* [TO BE DONE] List all lines of the data that include the string "affairs".

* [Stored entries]

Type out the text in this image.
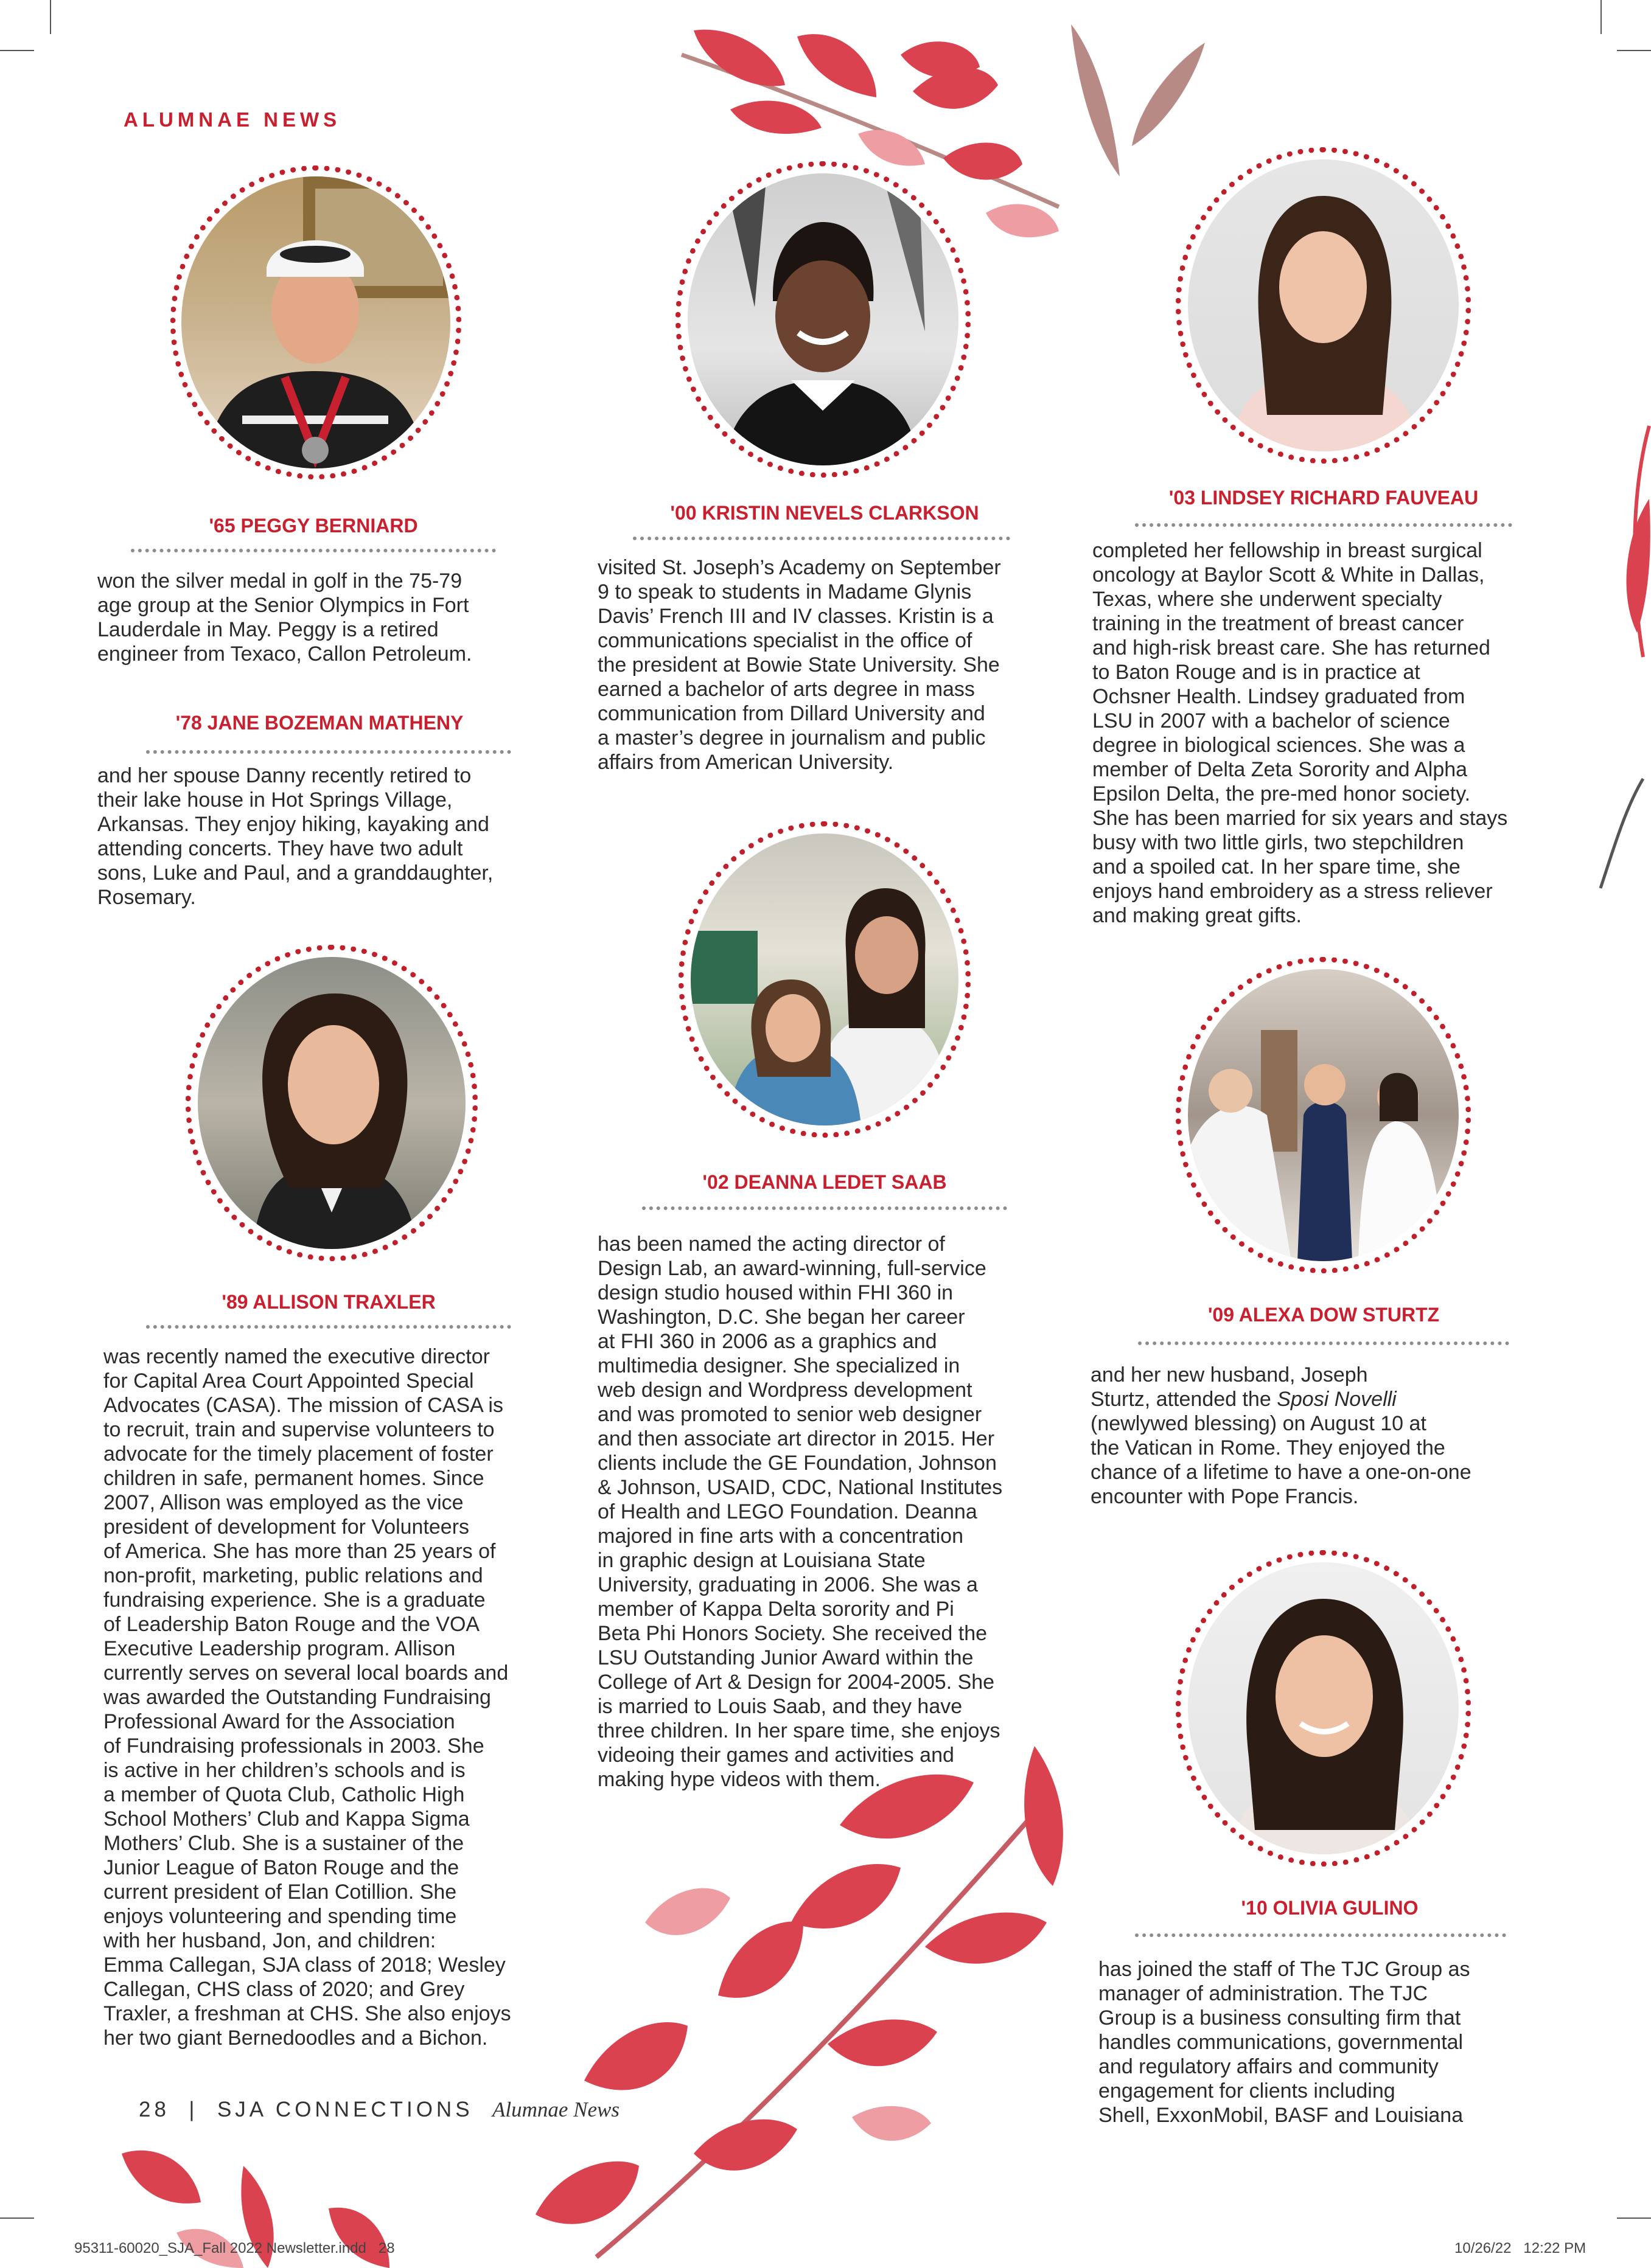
ALUMNAE NEWS
'65 PEGGY BERNIARD
won the silver medal in golf in the 75-79
age group at the Senior Olympics in Fort
Lauderdale in May. Peggy is a retired
engineer from Texaco, Callon Petroleum.
'78 JANE BOZEMAN MATHENY
and her spouse Danny recently retired to
their lake house in Hot Springs Village,
Arkansas. They enjoy hiking, kayaking and
attending concerts. They have two adult
sons, Luke and Paul, and a granddaughter,
Rosemary.
'89 ALLISON TRAXLER
was recently named the executive director
for Capital Area Court Appointed Special
Advocates (CASA). The mission of CASA is
to recruit, train and supervise volunteers to
advocate for the timely placement of foster
children in safe, permanent homes. Since
2007, Allison was employed as the vice
president of development for Volunteers
of America. She has more than 25 years of
non-profit, marketing, public relations and
fundraising experience. She is a graduate
of Leadership Baton Rouge and the VOA
Executive Leadership program. Allison
currently serves on several local boards and
was awarded the Outstanding Fundraising
Professional Award for the Association
of Fundraising professionals in 2003. She
is active in her children’s schools and is
a member of Quota Club, Catholic High
School Mothers’ Club and Kappa Sigma
Mothers’ Club. She is a sustainer of the
Junior League of Baton Rouge and the
current president of Elan Cotillion. She
enjoys volunteering and spending time
with her husband, Jon, and children:
Emma Callegan, SJA class of 2018; Wesley
Callegan, CHS class of 2020; and Grey
Traxler, a freshman at CHS. She also enjoys
her two giant Bernedoodles and a Bichon.
'00 KRISTIN NEVELS CLARKSON
visited St. Joseph’s Academy on September
9 to speak to students in Madame Glynis
Davis’ French III and IV classes. Kristin is a
communications specialist in the office of
the president at Bowie State University. She
earned a bachelor of arts degree in mass
communication from Dillard University and
a master’s degree in journalism and public
affairs from American University.
'02 DEANNA LEDET SAAB
has been named the acting director of
Design Lab, an award-winning, full-service
design studio housed within FHI 360 in
Washington, D.C. She began her career
at FHI 360 in 2006 as a graphics and
multimedia designer. She specialized in
web design and Wordpress development
and was promoted to senior web designer
and then associate art director in 2015. Her
clients include the GE Foundation, Johnson
& Johnson, USAID, CDC, National Institutes
of Health and LEGO Foundation. Deanna
majored in fine arts with a concentration
in graphic design at Louisiana State
University, graduating in 2006. She was a
member of Kappa Delta sorority and Pi
Beta Phi Honors Society. She received the
LSU Outstanding Junior Award within the
College of Art & Design for 2004-2005. She
is married to Louis Saab, and they have
three children. In her spare time, she enjoys
videoing their games and activities and
making hype videos with them.
'03 LINDSEY RICHARD FAUVEAU
completed her fellowship in breast surgical
oncology at Baylor Scott & White in Dallas,
Texas, where she underwent specialty
training in the treatment of breast cancer
and high-risk breast care. She has returned
to Baton Rouge and is in practice at
Ochsner Health. Lindsey graduated from
LSU in 2007 with a bachelor of science
degree in biological sciences. She was a
member of Delta Zeta Sorority and Alpha
Epsilon Delta, the pre-med honor society.
She has been married for six years and stays
busy with two little girls, two stepchildren
and a spoiled cat. In her spare time, she
enjoys hand embroidery as a stress reliever
and making great gifts.
'09 ALEXA DOW STURTZ
and her new husband, Joseph
Sturtz, attended the Sposi Novelli
(newlywed blessing) on August 10 at
the Vatican in Rome. They enjoyed the
chance of a lifetime to have a one-on-one
encounter with Pope Francis.
'10 OLIVIA GULINO
has joined the staff of The TJC Group as
manager of administration. The TJC
Group is a business consulting firm that
handles communications, governmental
and regulatory affairs and community
engagement for clients including
Shell, ExxonMobil, BASF and Louisiana
28 | SJA CONNECTIONS Alumnae News
95311-60020_SJA_Fall 2022 Newsletter.indd   28	10/26/22   12:22 PM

* [SOLUTION]
affairs from American University.
and regulatory affairs and community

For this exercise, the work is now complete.